▶ **Exercise instructions**:
For each line below that includes the word "them", make a copy.

▶ **Provided data**:

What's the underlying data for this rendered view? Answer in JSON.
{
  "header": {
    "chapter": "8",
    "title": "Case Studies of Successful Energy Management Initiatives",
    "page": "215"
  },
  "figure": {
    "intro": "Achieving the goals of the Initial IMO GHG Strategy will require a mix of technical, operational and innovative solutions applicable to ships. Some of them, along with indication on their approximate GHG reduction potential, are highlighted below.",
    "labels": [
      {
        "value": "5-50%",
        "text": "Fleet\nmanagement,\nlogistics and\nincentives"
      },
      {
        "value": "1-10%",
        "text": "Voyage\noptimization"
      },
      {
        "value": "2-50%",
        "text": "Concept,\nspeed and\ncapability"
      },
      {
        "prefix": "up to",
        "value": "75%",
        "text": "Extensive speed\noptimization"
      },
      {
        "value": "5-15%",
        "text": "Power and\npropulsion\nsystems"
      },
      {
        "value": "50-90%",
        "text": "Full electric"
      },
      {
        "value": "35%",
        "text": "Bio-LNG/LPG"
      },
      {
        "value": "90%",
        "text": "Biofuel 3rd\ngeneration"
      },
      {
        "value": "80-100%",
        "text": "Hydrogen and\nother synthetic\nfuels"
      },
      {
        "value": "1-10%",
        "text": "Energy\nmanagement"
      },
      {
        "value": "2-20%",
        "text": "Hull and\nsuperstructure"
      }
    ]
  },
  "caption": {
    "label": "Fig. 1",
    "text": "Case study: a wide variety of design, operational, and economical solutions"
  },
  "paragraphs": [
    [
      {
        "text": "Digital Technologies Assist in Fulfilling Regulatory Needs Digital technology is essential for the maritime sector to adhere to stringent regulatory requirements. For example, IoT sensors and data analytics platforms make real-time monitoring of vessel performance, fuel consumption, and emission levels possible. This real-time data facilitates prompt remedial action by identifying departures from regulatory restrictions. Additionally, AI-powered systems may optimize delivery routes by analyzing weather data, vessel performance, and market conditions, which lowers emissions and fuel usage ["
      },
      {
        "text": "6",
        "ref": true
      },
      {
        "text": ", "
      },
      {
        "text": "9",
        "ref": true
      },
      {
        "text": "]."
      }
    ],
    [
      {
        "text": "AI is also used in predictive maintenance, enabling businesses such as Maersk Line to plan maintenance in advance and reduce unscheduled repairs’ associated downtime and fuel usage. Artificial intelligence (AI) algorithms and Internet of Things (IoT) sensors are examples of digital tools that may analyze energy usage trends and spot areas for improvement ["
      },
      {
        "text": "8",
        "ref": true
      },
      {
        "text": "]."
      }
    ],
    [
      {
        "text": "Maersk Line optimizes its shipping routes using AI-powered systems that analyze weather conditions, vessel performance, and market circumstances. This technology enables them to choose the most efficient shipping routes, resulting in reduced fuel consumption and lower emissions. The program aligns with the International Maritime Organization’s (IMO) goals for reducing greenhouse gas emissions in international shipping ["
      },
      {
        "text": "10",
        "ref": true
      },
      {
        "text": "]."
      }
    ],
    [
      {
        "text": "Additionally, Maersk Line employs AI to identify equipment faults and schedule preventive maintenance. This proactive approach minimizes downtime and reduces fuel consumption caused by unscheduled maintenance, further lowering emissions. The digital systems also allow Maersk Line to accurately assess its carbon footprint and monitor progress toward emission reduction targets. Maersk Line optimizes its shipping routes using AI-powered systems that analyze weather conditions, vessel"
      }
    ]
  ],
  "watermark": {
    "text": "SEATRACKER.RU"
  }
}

▶ **Exercise answer**:
    "intro": "Achieving the goals of the Initial IMO GHG Strategy will require a mix of technical, operational and innovative solutions applicable to ships. Some of them, along with indication on their approximate GHG reduction potential, are highlighted below.",
        "text": "Maersk Line optimizes its shipping routes using AI-powered systems that analyze weather conditions, vessel performance, and market circumstances. This technology enables them to choose the most efficient shipping routes, resulting in reduced fuel consumption and lower emissions. The program aligns with the International Maritime Organization’s (IMO) goals for reducing greenhouse gas emissions in international shipping ["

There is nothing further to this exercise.